Stored data

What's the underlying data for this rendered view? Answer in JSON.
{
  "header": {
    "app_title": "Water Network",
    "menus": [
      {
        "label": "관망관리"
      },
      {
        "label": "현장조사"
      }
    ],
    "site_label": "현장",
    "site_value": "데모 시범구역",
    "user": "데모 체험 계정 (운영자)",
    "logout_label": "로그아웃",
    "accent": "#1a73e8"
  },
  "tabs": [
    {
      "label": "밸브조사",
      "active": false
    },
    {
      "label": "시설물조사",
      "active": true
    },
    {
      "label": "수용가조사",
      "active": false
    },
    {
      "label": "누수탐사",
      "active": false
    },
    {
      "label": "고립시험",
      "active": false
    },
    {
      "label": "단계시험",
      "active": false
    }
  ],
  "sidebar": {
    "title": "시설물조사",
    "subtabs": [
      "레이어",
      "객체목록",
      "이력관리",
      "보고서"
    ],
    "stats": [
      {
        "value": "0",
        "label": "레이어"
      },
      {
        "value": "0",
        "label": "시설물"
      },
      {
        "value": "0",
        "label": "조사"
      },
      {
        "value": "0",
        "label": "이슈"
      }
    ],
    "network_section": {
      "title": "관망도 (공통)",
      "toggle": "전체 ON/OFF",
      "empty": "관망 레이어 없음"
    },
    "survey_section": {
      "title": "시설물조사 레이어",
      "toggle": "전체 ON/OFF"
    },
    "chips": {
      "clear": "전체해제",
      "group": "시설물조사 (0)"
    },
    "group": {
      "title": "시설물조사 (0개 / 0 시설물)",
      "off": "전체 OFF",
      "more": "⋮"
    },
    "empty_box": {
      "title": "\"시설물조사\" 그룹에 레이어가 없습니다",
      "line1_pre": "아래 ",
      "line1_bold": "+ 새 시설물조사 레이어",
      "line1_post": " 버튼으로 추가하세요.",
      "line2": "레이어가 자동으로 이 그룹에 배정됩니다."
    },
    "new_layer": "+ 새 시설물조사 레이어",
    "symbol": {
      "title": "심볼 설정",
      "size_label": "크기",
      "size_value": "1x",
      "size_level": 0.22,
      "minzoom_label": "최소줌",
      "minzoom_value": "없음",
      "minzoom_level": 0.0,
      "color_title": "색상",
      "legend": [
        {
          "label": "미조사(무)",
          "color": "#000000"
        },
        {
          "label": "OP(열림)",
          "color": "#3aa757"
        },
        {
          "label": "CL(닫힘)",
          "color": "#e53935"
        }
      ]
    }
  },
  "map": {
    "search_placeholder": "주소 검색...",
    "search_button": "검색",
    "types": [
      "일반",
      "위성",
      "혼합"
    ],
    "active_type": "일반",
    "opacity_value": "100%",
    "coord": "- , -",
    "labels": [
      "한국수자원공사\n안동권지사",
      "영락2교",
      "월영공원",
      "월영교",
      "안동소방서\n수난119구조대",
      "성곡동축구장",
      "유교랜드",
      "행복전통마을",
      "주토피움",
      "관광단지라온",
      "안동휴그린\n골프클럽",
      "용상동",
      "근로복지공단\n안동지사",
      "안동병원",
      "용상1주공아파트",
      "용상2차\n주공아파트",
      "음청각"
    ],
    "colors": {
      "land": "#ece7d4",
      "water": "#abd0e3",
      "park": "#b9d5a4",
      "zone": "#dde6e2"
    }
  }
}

▸ **PROBLEM STATEMENT**: Retype the listing. Match it exactly.

▸ **WRITTEN ANSWER**:
What's the underlying data for this rendered view? Answer in JSON.
{
  "header": {
    "app_title": "Water Network",
    "menus": [
      {
        "label": "관망관리"
      },
      {
        "label": "현장조사"
      }
    ],
    "site_label": "현장",
    "site_value": "데모 시범구역",
    "user": "데모 체험 계정 (운영자)",
    "logout_label": "로그아웃",
    "accent": "#1a73e8"
  },
  "tabs": [
    {
      "label": "밸브조사",
      "active": false
    },
    {
      "label": "시설물조사",
      "active": true
    },
    {
      "label": "수용가조사",
      "active": false
    },
    {
      "label": "누수탐사",
      "active": false
    },
    {
      "label": "고립시험",
      "active": false
    },
    {
      "label": "단계시험",
      "active": false
    }
  ],
  "sidebar": {
    "title": "시설물조사",
    "subtabs": [
      "레이어",
      "객체목록",
      "이력관리",
      "보고서"
    ],
    "stats": [
      {
        "value": "0",
        "label": "레이어"
      },
      {
        "value": "0",
        "label": "시설물"
      },
      {
        "value": "0",
        "label": "조사"
      },
      {
        "value": "0",
        "label": "이슈"
      }
    ],
    "network_section": {
      "title": "관망도 (공통)",
      "toggle": "전체 ON/OFF",
      "empty": "관망 레이어 없음"
    },
    "survey_section": {
      "title": "시설물조사 레이어",
      "toggle": "전체 ON/OFF"
    },
    "chips": {
      "clear": "전체해제",
      "group": "시설물조사 (0)"
    },
    "group": {
      "title": "시설물조사 (0개 / 0 시설물)",
      "off": "전체 OFF",
      "more": "⋮"
    },
    "empty_box": {
      "title": "\"시설물조사\" 그룹에 레이어가 없습니다",
      "line1_pre": "아래 ",
      "line1_bold": "+ 새 시설물조사 레이어",
      "line1_post": " 버튼으로 추가하세요.",
      "line2": "레이어가 자동으로 이 그룹에 배정됩니다."
    },
    "new_layer": "+ 새 시설물조사 레이어",
    "symbol": {
      "title": "심볼 설정",
      "size_label": "크기",
      "size_value": "1x",
      "size_level": 0.22,
      "minzoom_label": "최소줌",
      "minzoom_value": "없음",
      "minzoom_level": 0.0,
      "color_title": "색상",
      "legend": [
        {
          "label": "미조사(무)",
          "color": "#000000"
        },
        {
          "label": "OP(열림)",
          "color": "#3aa757"
        },
        {
          "label": "CL(닫힘)",
          "color": "#e53935"
        }
      ]
    }
  },
  "map": {
    "search_placeholder": "주소 검색...",
    "search_button": "검색",
    "types": [
      "일반",
      "위성",
      "혼합"
    ],
    "active_type": "일반",
    "opacity_value": "100%",
    "coord": "- , -",
    "labels": [
      "한국수자원공사\n안동권지사",
      "영락2교",
      "월영공원",
      "월영교",
      "안동소방서\n수난119구조대",
      "성곡동축구장",
      "유교랜드",
      "행복전통마을",
      "주토피움",
      "관광단지라온",
      "안동휴그린\n골프클럽",
      "용상동",
      "근로복지공단\n안동지사",
      "안동병원",
      "용상1주공아파트",
      "용상2차\n주공아파트",
      "음청각"
    ],
    "colors": {
      "land": "#ece7d4",
      "water": "#abd0e3",
      "park": "#b9d5a4",
      "zone": "#dde6e2"
    }
  }
}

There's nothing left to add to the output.